Set task:
In the material below, identify each line bearing the word "Teeth". Reproduce those lines.

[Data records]
— begin —

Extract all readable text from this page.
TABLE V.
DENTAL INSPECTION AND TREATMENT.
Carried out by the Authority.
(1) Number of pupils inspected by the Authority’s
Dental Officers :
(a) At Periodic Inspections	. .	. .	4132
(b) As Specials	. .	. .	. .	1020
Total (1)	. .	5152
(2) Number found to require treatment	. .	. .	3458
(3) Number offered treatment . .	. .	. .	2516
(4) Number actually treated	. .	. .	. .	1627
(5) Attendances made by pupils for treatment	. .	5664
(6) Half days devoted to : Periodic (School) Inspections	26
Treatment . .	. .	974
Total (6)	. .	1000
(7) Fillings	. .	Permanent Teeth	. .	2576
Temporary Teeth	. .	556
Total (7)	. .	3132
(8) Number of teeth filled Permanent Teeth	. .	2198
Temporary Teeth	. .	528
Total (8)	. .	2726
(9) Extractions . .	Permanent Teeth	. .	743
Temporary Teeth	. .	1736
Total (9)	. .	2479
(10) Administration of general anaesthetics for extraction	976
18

— end —

Full answer:
(7) Fillings	. .	Permanent Teeth	. .	2576
Temporary Teeth	. .	556
(8) Number of teeth filled Permanent Teeth	. .	2198
Temporary Teeth	. .	528
(9) Extractions . .	Permanent Teeth	. .	743
Temporary Teeth	. .	1736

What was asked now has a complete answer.